Direction: Filter the data below for the string "кеттік" and copy each matching line.

Records for the exercise:
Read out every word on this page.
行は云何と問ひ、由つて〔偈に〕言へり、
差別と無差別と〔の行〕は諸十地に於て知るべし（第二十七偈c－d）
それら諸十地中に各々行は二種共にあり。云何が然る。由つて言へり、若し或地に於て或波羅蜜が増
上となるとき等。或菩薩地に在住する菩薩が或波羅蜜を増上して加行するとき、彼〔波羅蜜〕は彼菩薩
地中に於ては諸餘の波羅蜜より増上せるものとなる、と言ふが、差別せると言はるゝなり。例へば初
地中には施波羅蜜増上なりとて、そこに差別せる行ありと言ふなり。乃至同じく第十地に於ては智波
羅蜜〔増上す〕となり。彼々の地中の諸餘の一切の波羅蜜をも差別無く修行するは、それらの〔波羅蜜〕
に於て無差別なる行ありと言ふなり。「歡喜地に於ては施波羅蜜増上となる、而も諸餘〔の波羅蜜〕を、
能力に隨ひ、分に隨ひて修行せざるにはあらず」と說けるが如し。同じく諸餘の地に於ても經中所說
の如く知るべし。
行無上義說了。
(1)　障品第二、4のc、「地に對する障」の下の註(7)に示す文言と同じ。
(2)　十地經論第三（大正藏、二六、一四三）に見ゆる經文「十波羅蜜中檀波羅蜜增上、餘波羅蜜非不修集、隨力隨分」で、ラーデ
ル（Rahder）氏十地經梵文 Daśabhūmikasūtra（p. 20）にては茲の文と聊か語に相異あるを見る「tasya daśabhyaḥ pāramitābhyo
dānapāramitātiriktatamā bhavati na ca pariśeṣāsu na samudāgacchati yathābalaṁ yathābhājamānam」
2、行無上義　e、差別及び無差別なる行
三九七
---
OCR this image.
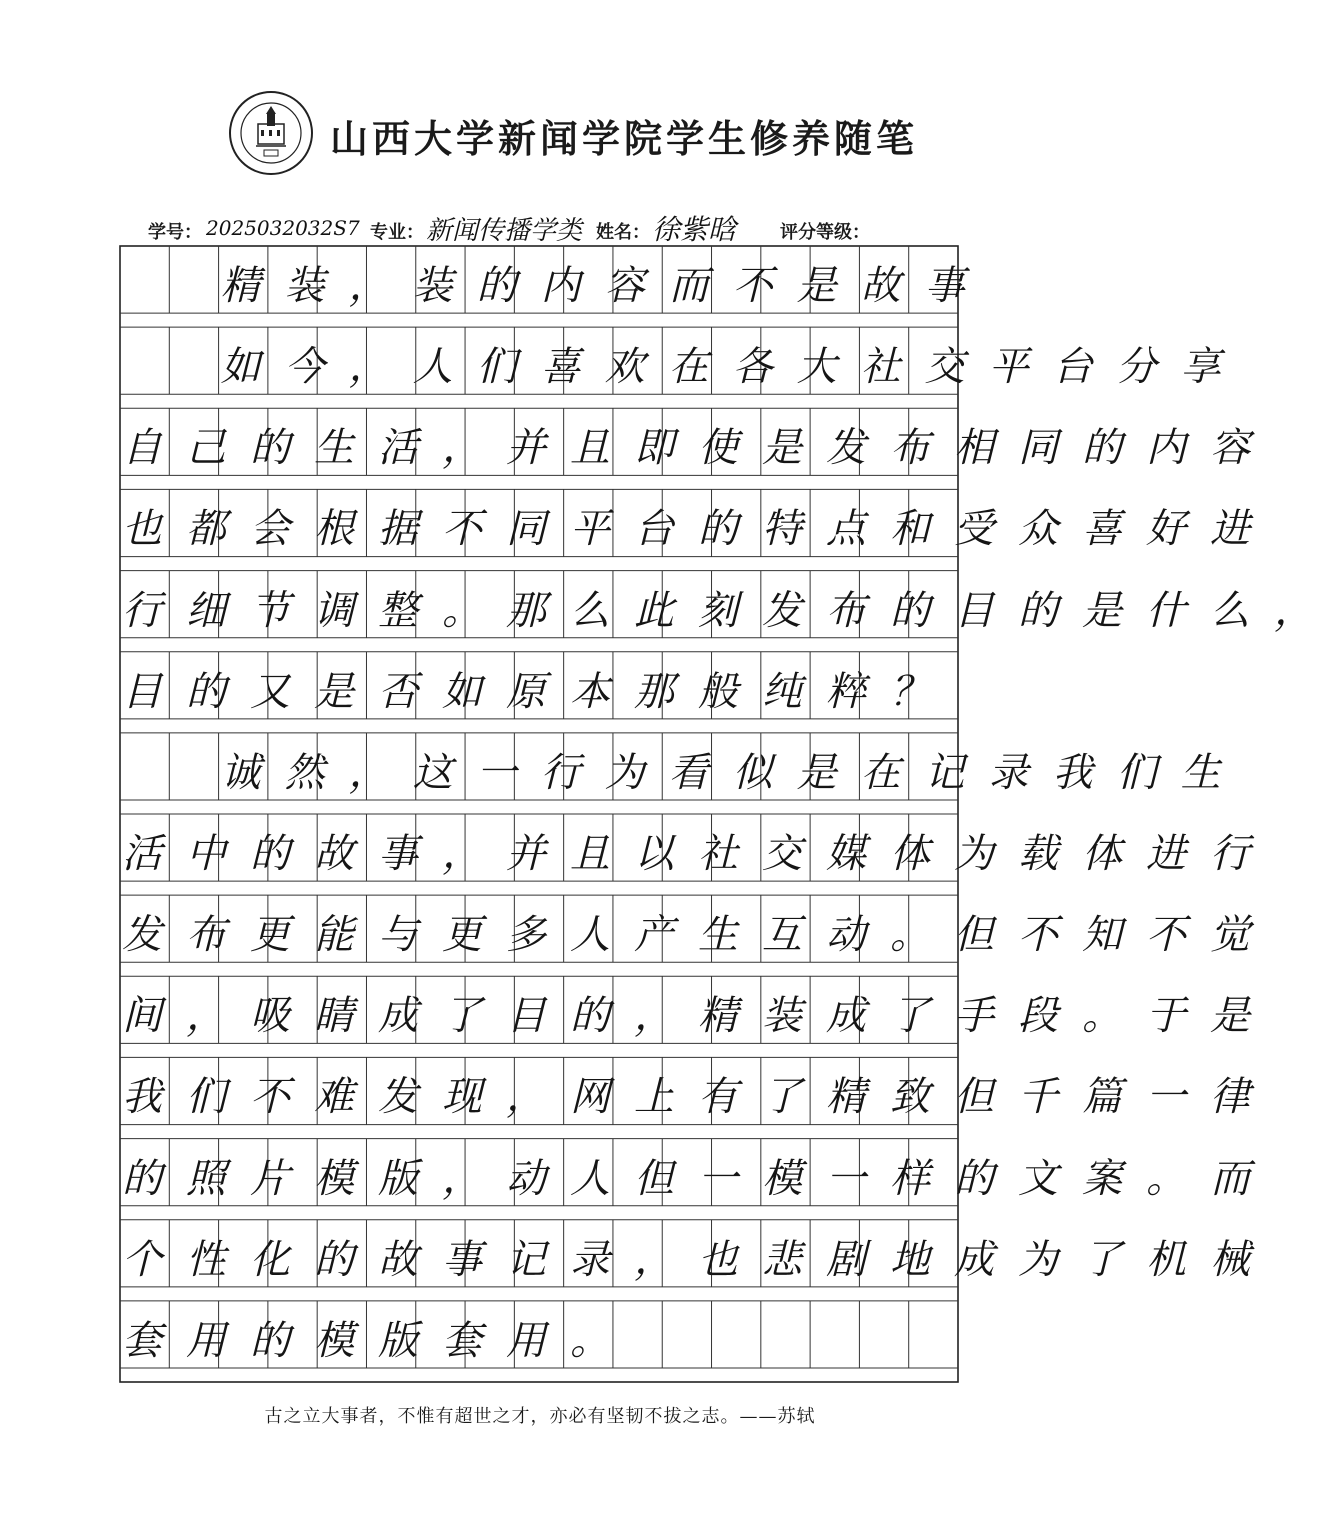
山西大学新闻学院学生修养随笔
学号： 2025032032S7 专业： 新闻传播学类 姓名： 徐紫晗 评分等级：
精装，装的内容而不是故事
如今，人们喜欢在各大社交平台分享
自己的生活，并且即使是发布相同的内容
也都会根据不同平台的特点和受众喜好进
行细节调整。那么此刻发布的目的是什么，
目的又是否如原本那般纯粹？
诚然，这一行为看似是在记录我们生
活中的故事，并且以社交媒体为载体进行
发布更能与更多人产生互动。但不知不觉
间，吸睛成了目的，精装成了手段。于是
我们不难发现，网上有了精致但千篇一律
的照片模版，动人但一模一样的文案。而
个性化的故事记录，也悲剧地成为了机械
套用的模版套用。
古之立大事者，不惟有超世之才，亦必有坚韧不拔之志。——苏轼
...
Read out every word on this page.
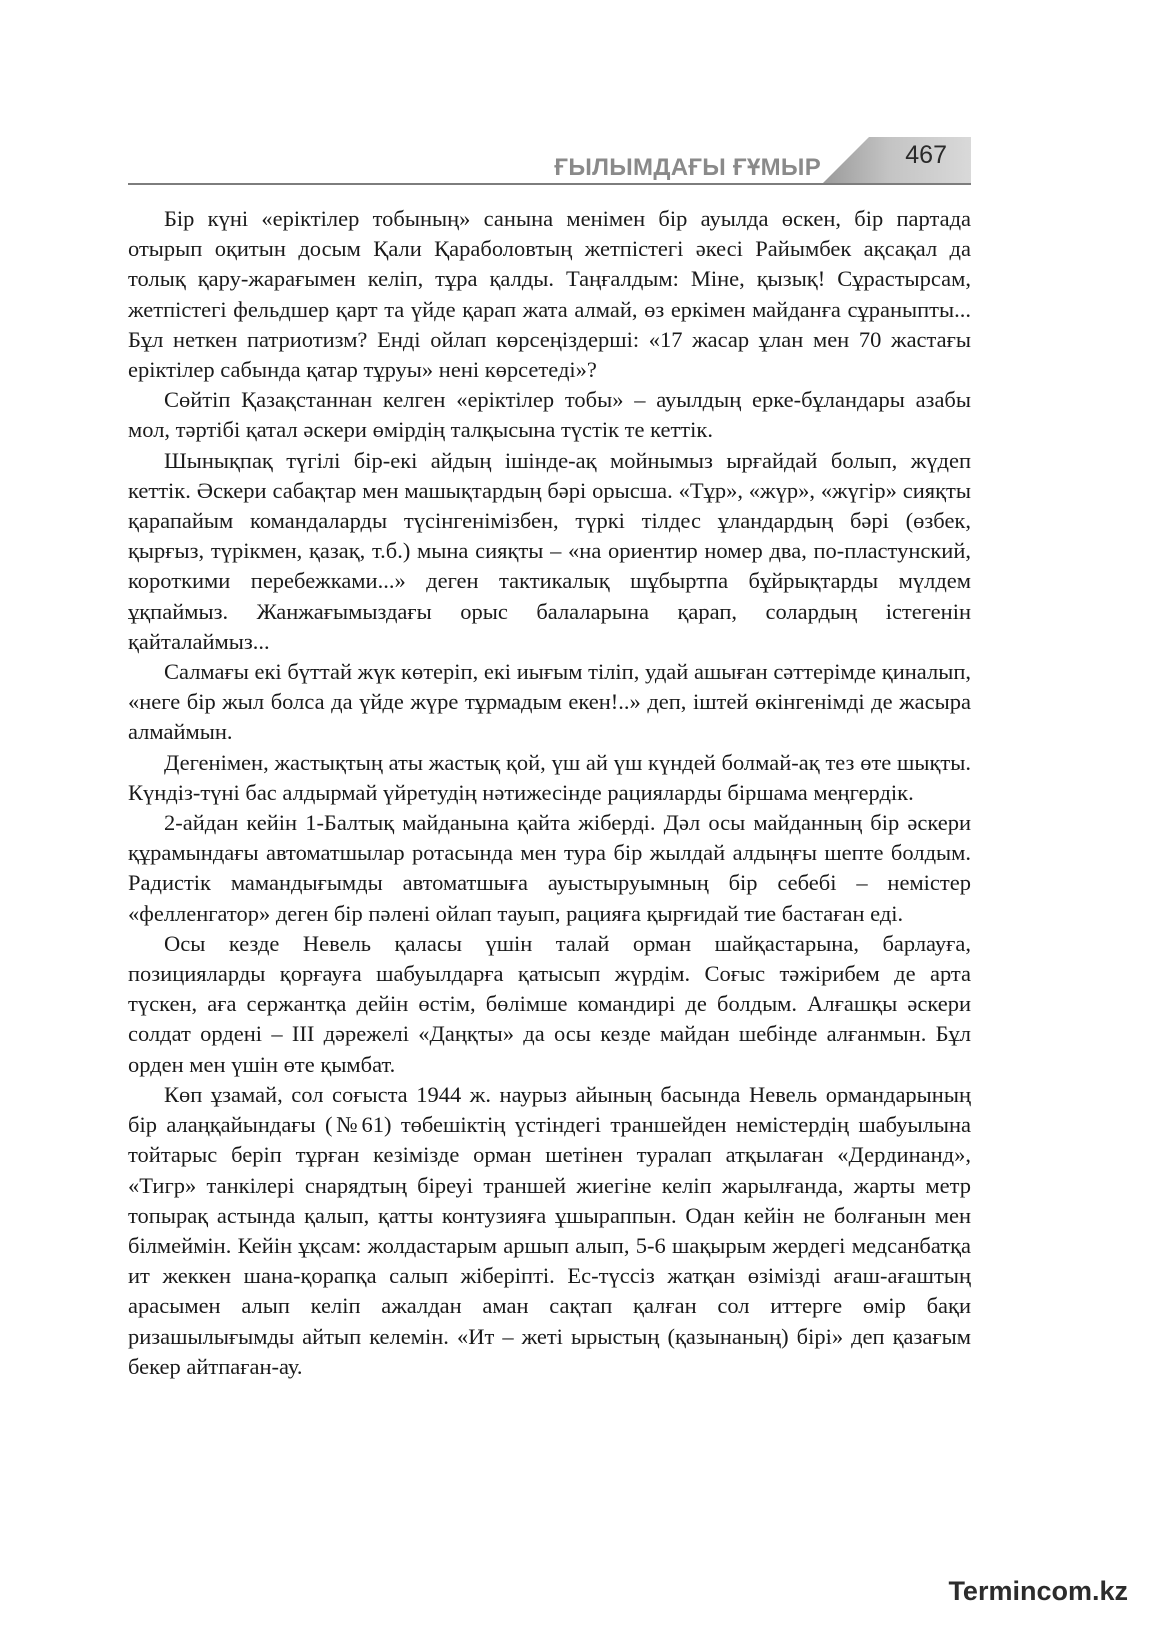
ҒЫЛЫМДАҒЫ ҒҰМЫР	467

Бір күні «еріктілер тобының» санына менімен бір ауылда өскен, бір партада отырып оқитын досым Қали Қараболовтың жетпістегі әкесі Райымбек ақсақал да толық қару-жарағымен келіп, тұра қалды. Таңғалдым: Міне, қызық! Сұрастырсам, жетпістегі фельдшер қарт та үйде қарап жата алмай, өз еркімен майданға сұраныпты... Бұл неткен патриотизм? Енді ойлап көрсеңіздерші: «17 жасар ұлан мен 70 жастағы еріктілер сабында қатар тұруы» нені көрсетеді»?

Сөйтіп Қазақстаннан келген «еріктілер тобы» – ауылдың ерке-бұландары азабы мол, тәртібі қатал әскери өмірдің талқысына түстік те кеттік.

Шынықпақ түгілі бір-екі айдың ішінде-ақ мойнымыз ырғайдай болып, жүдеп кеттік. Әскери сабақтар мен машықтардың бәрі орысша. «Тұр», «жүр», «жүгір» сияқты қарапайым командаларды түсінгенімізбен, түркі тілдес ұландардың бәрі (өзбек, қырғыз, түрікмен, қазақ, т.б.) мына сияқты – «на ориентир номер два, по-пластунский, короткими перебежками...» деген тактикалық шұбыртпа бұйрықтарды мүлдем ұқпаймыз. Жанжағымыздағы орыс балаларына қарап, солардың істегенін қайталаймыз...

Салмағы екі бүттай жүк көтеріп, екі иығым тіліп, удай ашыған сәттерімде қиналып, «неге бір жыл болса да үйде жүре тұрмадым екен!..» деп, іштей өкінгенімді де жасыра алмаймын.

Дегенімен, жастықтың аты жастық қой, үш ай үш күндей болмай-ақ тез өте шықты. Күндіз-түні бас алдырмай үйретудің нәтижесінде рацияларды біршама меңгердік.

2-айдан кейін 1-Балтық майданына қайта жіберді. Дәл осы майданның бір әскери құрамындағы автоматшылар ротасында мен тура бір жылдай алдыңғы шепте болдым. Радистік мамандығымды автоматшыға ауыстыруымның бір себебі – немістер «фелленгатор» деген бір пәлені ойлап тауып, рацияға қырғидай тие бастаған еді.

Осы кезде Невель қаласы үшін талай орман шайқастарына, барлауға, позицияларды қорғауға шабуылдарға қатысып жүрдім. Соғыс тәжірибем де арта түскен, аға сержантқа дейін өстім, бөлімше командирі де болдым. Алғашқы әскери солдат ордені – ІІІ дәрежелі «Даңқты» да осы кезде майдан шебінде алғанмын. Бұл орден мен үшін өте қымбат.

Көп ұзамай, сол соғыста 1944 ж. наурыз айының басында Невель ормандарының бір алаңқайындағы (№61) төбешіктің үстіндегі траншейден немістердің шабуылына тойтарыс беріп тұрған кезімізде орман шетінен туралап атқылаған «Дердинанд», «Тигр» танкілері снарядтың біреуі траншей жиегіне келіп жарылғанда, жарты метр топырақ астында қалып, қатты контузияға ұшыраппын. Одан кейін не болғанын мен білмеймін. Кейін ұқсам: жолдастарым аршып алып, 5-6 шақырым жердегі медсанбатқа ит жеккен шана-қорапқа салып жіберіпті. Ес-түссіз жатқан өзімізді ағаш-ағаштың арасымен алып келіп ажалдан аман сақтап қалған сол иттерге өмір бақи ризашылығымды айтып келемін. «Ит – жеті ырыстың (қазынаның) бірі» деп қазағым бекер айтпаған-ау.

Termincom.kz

Expected answer:
Сөйтіп Қазақстаннан келген «еріктілер тобы» – ауылдың ерке-бұландары азабы мол, тәртібі қатал әскери өмірдің талқысына түстік те кеттік.
Шынықпақ түгілі бір-екі айдың ішінде-ақ мойнымыз ырғайдай болып, жүдеп кеттік. Әскери сабақтар мен машықтардың бәрі орысша. «Тұр», «жүр», «жүгір» сияқты қарапайым командаларды түсінгенімізбен, түркі тілдес ұландардың бәрі (өзбек, қырғыз, түрікмен, қазақ, т.б.) мына сияқты – «на ориентир номер два, по-пластунский, короткими перебежками...» деген тактикалық шұбыртпа бұйрықтарды мүлдем ұқпаймыз. Жанжағымыздағы орыс балаларына қарап, солардың істегенін қайталаймыз...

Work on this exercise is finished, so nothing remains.